Element boundary records:

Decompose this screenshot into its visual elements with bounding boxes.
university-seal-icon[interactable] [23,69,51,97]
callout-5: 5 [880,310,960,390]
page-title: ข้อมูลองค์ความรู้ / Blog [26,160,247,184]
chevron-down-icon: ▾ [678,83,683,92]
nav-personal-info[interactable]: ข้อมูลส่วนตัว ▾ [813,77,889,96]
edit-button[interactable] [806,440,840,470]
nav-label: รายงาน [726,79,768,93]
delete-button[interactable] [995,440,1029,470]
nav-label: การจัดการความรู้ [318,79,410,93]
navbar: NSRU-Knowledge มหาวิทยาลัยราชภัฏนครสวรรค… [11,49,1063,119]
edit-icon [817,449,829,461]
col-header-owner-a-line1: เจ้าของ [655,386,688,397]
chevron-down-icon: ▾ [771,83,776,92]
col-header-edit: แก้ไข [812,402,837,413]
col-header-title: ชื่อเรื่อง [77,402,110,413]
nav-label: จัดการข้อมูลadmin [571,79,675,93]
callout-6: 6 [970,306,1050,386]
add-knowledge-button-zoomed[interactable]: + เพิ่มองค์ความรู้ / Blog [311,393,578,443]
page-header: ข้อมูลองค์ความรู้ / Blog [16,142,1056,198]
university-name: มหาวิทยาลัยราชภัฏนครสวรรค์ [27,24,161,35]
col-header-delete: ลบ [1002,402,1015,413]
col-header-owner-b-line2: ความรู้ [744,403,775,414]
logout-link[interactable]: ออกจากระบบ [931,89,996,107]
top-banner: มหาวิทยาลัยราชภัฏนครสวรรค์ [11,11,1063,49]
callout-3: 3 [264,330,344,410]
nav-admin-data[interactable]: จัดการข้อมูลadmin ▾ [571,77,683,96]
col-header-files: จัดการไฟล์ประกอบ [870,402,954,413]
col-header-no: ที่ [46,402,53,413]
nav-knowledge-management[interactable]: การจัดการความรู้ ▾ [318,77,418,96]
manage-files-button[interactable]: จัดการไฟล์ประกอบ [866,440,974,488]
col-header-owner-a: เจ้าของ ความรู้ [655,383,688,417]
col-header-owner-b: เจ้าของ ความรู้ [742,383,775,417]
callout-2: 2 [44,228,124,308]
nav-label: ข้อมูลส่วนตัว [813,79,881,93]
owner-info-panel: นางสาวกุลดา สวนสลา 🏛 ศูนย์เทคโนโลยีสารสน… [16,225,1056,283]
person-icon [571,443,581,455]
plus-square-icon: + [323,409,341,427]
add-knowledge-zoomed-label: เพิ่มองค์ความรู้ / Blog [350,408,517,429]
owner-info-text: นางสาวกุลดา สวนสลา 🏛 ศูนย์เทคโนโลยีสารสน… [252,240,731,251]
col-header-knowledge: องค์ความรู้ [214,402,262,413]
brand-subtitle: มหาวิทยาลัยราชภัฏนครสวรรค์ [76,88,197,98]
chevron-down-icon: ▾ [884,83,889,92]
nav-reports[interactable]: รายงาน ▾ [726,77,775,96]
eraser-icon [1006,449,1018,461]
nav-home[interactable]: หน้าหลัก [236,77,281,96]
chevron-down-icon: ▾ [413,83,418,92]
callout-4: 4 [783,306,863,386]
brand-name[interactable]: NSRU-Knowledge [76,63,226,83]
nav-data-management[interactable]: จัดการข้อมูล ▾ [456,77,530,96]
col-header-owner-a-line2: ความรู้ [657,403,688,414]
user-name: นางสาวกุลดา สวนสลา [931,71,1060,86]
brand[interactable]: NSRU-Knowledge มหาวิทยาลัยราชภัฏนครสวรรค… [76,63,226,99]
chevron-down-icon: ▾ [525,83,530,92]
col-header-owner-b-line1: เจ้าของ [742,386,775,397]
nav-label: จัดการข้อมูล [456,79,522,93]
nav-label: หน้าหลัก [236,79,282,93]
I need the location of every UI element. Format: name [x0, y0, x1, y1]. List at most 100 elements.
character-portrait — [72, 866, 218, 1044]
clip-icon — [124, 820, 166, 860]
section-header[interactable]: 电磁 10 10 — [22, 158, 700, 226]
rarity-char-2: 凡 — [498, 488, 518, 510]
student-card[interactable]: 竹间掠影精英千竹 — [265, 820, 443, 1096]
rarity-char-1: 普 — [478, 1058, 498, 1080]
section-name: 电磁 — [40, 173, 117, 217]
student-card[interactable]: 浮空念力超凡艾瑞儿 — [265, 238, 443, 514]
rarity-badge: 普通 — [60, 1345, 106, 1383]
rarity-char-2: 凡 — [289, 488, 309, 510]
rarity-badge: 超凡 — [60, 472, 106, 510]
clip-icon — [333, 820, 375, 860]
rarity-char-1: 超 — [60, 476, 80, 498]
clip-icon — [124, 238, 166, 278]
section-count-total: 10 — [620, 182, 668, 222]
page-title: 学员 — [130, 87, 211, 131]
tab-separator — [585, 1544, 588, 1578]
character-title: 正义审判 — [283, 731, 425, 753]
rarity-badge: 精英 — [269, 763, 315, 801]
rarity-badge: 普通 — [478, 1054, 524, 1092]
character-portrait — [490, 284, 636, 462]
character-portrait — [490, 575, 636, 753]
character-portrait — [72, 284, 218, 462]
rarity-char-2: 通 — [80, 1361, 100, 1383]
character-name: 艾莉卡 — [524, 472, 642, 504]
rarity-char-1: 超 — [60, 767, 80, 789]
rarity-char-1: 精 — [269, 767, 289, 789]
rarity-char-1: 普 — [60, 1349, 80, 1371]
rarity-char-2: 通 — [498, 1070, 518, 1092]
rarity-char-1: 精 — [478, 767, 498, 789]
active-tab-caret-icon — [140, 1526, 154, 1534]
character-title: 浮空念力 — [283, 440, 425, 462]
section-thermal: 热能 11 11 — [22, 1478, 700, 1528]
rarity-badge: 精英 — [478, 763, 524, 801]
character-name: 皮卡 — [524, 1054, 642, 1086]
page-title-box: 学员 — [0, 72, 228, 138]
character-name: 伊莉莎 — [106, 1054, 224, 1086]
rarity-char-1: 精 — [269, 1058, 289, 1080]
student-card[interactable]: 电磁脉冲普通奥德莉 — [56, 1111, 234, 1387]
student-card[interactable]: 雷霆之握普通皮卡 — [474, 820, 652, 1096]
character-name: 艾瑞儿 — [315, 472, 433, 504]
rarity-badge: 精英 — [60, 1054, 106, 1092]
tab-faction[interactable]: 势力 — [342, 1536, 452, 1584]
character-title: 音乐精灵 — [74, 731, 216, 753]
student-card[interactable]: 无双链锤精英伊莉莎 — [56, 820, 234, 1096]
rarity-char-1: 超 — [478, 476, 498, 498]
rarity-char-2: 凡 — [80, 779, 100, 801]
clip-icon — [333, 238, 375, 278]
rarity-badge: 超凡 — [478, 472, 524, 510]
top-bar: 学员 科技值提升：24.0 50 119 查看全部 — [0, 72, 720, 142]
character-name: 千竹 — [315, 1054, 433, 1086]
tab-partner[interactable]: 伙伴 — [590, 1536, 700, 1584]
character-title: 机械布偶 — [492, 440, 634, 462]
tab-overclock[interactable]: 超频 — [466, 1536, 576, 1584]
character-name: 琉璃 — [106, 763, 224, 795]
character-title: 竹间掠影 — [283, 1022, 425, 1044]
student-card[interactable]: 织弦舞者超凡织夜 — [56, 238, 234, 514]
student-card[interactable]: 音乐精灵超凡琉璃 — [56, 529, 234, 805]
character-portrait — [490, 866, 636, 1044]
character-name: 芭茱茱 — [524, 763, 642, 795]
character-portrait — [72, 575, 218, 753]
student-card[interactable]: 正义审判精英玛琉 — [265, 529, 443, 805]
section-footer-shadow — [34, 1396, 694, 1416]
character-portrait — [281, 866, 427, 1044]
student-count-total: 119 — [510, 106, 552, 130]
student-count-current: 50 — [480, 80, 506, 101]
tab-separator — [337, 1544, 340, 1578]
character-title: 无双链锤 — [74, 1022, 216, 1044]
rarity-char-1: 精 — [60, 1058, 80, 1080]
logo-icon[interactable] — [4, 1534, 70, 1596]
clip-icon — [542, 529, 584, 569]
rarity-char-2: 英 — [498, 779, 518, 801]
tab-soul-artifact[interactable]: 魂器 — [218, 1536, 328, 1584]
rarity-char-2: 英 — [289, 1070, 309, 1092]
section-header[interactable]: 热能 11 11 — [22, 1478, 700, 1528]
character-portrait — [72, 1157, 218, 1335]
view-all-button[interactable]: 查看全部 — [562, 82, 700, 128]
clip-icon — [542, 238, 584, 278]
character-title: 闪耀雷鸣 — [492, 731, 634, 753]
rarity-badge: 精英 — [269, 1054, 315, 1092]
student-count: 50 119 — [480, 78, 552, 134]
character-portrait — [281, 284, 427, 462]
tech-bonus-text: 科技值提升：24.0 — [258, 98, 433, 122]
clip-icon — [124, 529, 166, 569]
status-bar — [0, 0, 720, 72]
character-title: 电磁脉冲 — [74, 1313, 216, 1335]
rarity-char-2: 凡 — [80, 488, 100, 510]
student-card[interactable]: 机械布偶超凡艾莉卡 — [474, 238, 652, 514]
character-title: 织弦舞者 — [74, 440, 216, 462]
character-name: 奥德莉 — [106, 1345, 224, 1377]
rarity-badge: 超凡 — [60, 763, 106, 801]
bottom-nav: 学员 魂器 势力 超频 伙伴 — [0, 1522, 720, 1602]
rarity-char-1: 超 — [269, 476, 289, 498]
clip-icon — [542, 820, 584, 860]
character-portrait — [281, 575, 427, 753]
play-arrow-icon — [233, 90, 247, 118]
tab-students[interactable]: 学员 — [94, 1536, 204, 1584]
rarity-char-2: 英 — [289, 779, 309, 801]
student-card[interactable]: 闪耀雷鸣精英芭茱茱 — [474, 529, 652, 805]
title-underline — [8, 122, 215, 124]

Directive:
Put the material into a Markdown table with the columns Row and Line. Start at the first line and stop after the line containing "col-header-owner-b-line2: ความรู้ [744,403,775,414]", leaving out any blank lines.

Task result:
| Row | Line |
|---|---|
| 1 | Decompose this screenshot into its visual elements with bounding boxes. |
| 2 | university-seal-icon[interactable] [23,69,51,97] |
| 3 | callout-5: 5 [880,310,960,390] |
| 4 | page-title: ข้อมูลองค์ความรู้ / Blog [26,160,247,184] |
| 5 | chevron-down-icon: ▾ [678,83,683,92] |
| 6 | nav-personal-info[interactable]: ข้อมูลส่วนตัว ▾ [813,77,889,96] |
| 7 | edit-button[interactable] [806,440,840,470] |
| 8 | nav-label: รายงาน [726,79,768,93] |
| 9 | delete-button[interactable] [995,440,1029,470] |
| 10 | nav-label: การจัดการความรู้ [318,79,410,93] |
| 11 | navbar: NSRU-Knowledge มหาวิทยาลัยราชภัฏนครสวรรค… [11,49,1063,119] |
| 12 | edit-icon [817,449,829,461] |
| 13 | col-header-owner-a-line1: เจ้าของ [655,386,688,397] |
| 14 | chevron-down-icon: ▾ [771,83,776,92] |
| 15 | col-header-edit: แก้ไข [812,402,837,413] |
| 16 | col-header-title: ชื่อเรื่อง [77,402,110,413] |
| 17 | nav-label: จัดการข้อมูลadmin [571,79,675,93] |
| 18 | callout-6: 6 [970,306,1050,386] |
| 19 | add-knowledge-button-zoomed[interactable]: + เพิ่มองค์ความรู้ / Blog [311,393,578,443] |
| 20 | page-header: ข้อมูลองค์ความรู้ / Blog [16,142,1056,198] |
| 21 | university-name: มหาวิทยาลัยราชภัฏนครสวรรค์ [27,24,161,35] |
| 22 | col-header-delete: ลบ [1002,402,1015,413] |
| 23 | col-header-owner-b-line2: ความรู้ [744,403,775,414] |